> _Given task_
Go through the material below and copy each line where the word "name" appears.

> _Records supplied_
· · · · ·

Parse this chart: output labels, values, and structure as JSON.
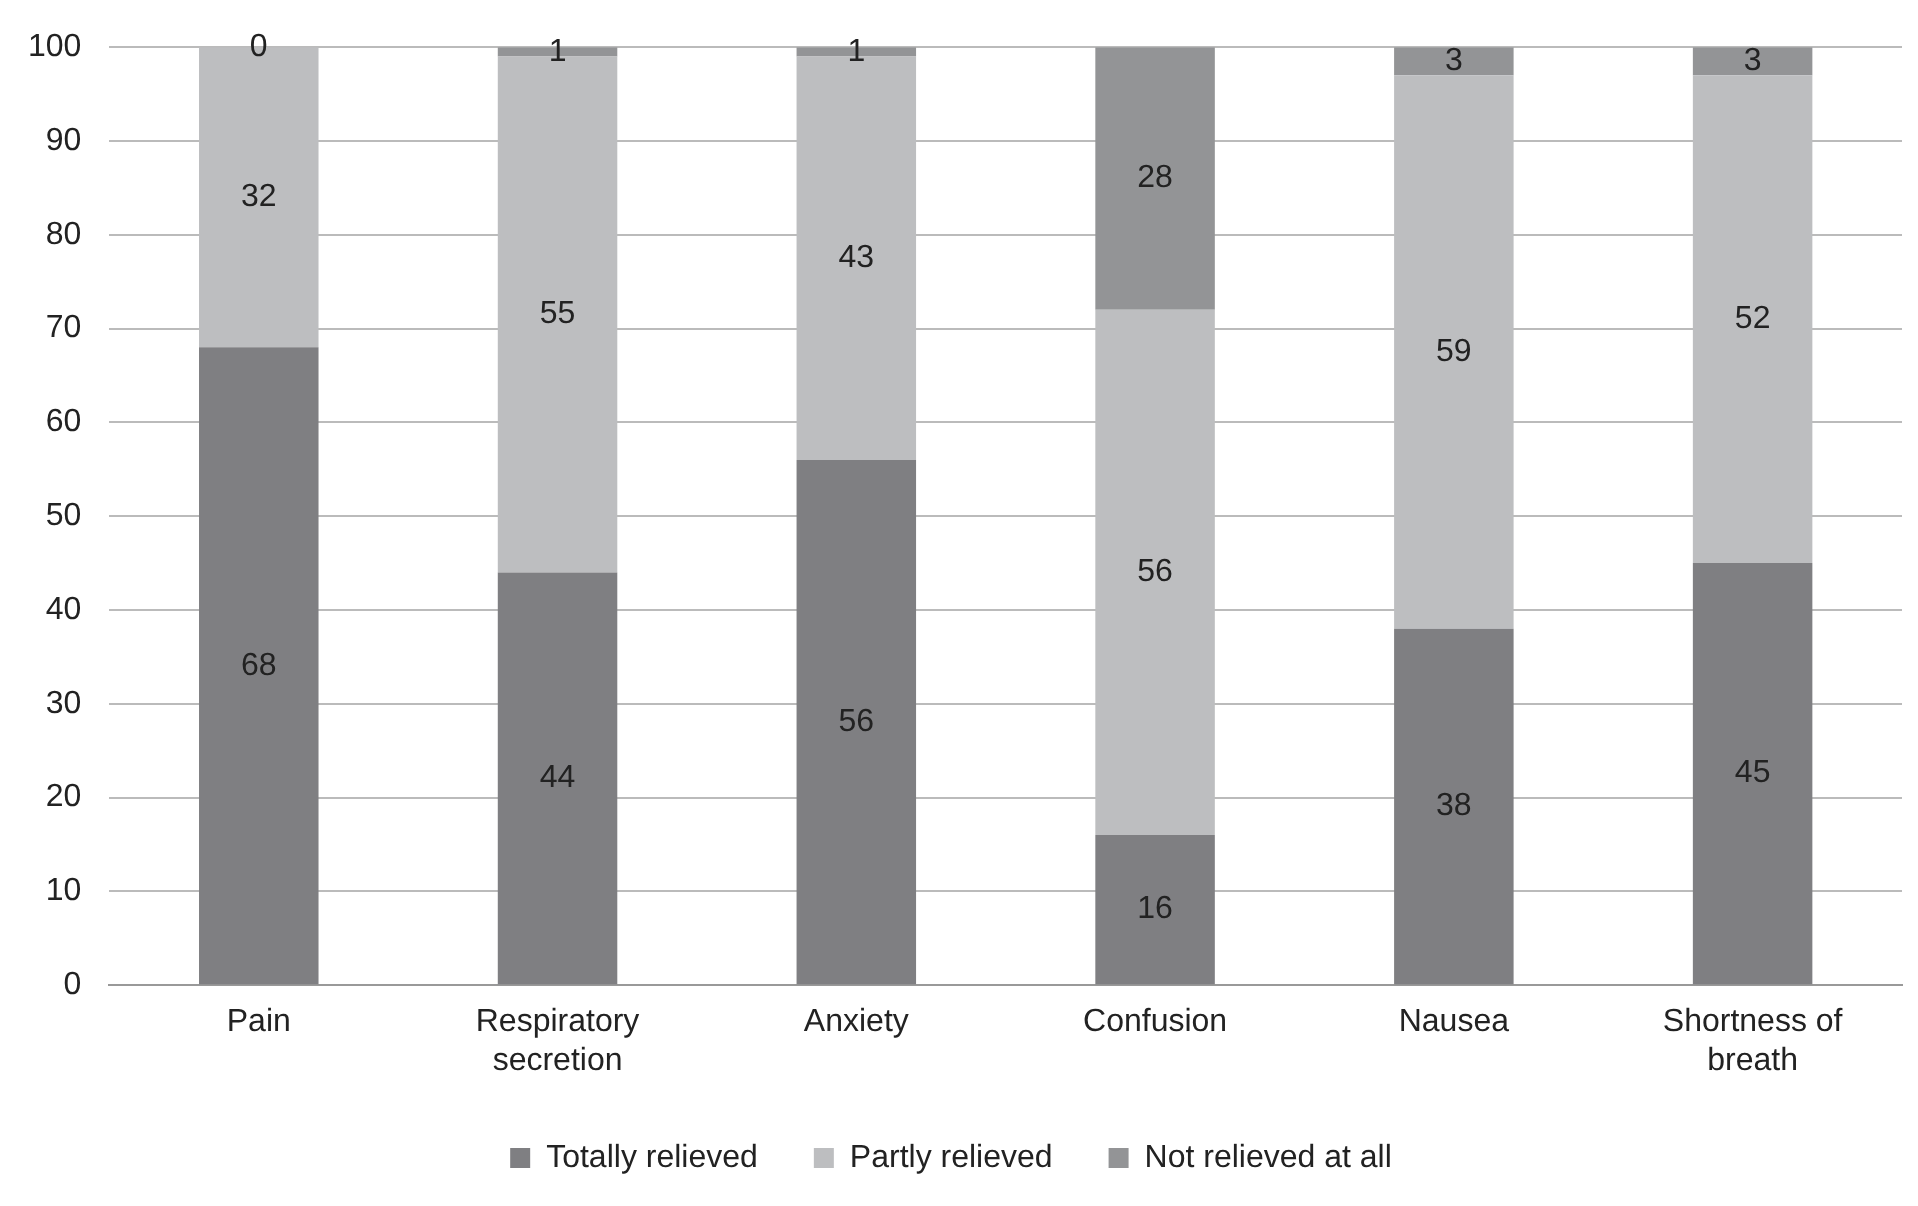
{
  "chart_data": {
    "type": "bar",
    "stacked": true,
    "categories": [
      "Pain",
      "Respiratory secretion",
      "Anxiety",
      "Confusion",
      "Nausea",
      "Shortness of breath"
    ],
    "series": [
      {
        "name": "Totally relieved",
        "color": "#7f7f82",
        "values": [
          68,
          44,
          56,
          16,
          38,
          45
        ]
      },
      {
        "name": "Partly relieved",
        "color": "#bdbec0",
        "values": [
          32,
          55,
          43,
          56,
          59,
          52
        ]
      },
      {
        "name": "Not relieved at all",
        "color": "#939496",
        "values": [
          0,
          1,
          1,
          28,
          3,
          3
        ]
      }
    ],
    "ylim": [
      0,
      100
    ],
    "yticks": [
      0,
      10,
      20,
      30,
      40,
      50,
      60,
      70,
      80,
      90,
      100
    ],
    "grid": "y",
    "legend": "bottom",
    "data_labels": true
  }
}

· · · · ·

> _The output_
        "name": "Totally relieved",
        "name": "Partly relieved",
        "name": "Not relieved at all",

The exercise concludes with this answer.